Excerpted passage:
# Dominating Cichlid



## sickonblues (Mar 2, 2005)

I have 2 African chiclids in a little 5 gallon tank. They're both new. I got one one day and another the next. The one I got the first day chases the other around and I'm afraid that the one that's being chased is getting stressed. Is there anything I can do or do I just sit here, watch it get chased and die?


----------



## Lexus (Jan 19, 2005)

Read the other post... you cannot keep cichlids in a 5g.


----------



## mk_ultra (Feb 26, 2005)

:lol:
watch it die. :lol: 
Sorry, couldn't help it. Even a breeding pair of brevis or multis need more space.


----------



## fishfreaks (Jan 19, 2005)

you should put them in a bigger tank and give hiding spots. they would be much happier then!


----------



## X-Pande-R (Feb 15, 2005)

Firstly like above, to small. The only thing you can do now is get a bigger tank or make alot of hiding spots or use some fake plants,rocks,caves so it can take cover.What are they anyway?


----------



## Lexus (Jan 19, 2005)

Well it was stated in a diff. post that they are the assorted ones from walmart which means they could be anything, but I was thinking zebra and a yellow lab


----------



## fish_doc (Jan 31, 2005)

The best thing to do when adding new fish that may be agressive is to move the ornaments around in the tank. This messes with their territories. But as has been stated start planing now to get a bigger tank. As they grow they will only become more agressive with eachother in such a small space.

Written tasks:
1. For the cichlid thread, say whether each statement agrees with it, answering yes or no and quoting the deciding words: (a) The two fish are kept in a 5-gallon tank. (b) One reply says the fish came from a store that specializes in cichlids. (c) One reply recommends rearranging the ornaments to disrupt the fish's territories.
2. Repeat the passage of the cichlid thread that begins at the words "## fishfreaks (Jan" and stops after "are they anyway?".
The lines after this point come from a separate source.

Given material:

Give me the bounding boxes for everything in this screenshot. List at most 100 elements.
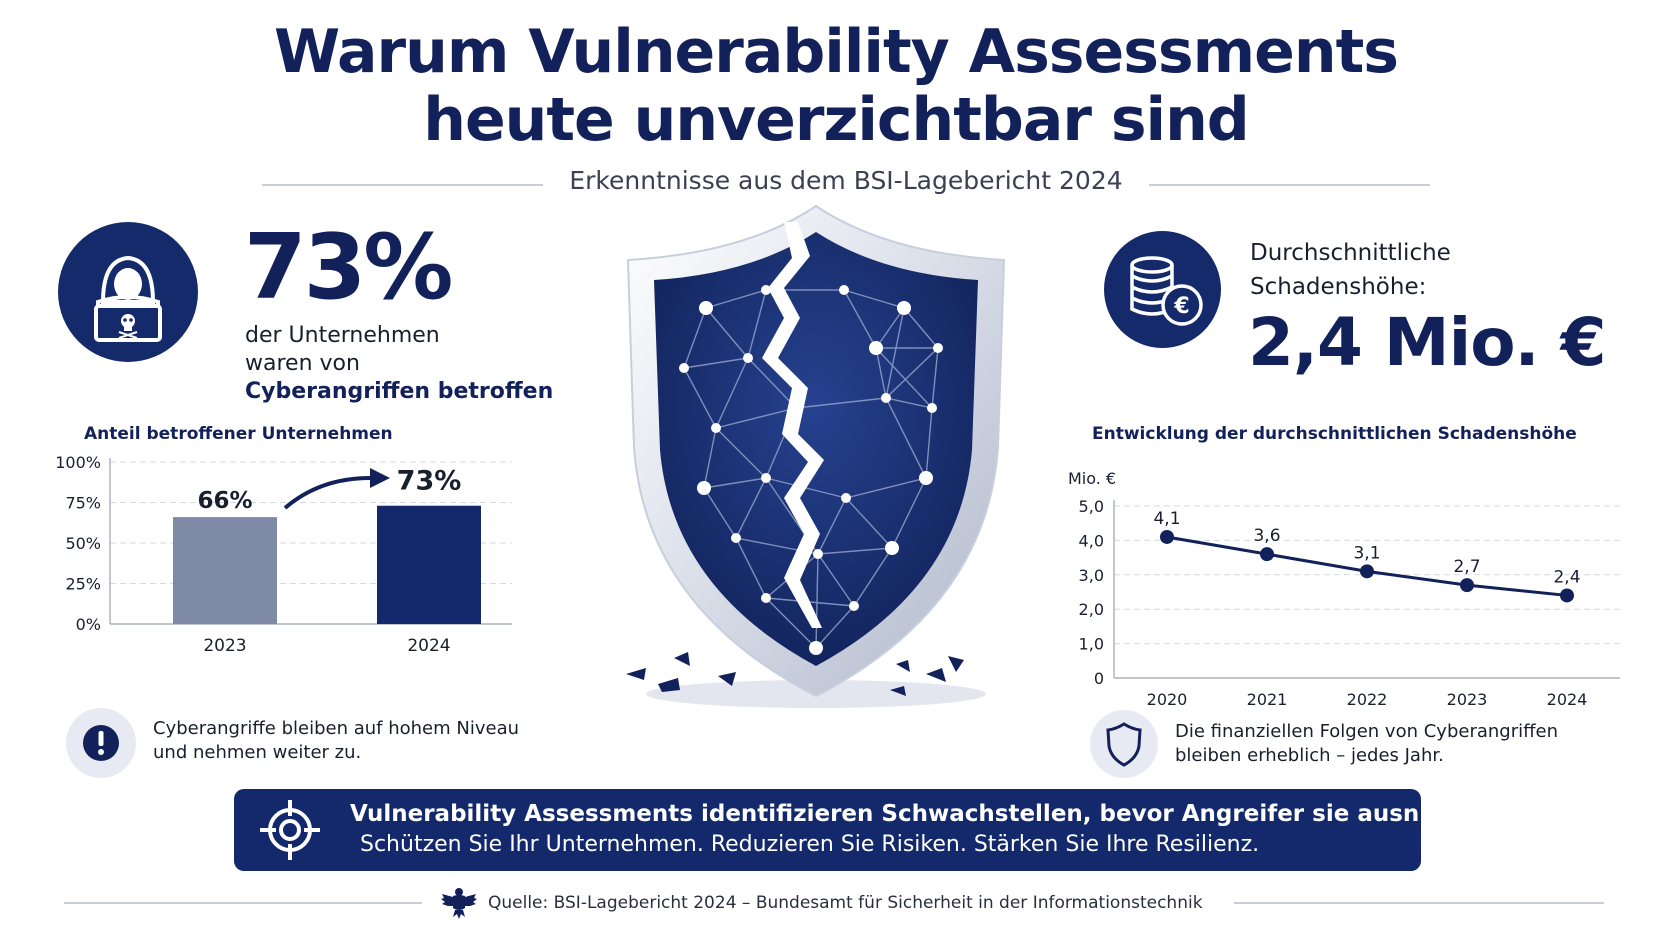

Answers in order:
1.
(a) Yes: "I have 2 African chiclids in a little 5 gallon tank."
(b) No: "they are the assorted ones from walmart"
(c) Yes: "move the ornaments around in the tank. This messes with their territories."

2.
## fishfreaks (Jan 19, 2005)

you should put them in a bigger tank and give hiding spots. they would be much happier then!


----------



## X-Pande-R (Feb 15, 2005)

Firstly like above, to small. The only thing you can do now is get a bigger tank or make alot of hiding spots or use some fake plants,rocks,caves so it can take cover.What are they anyway?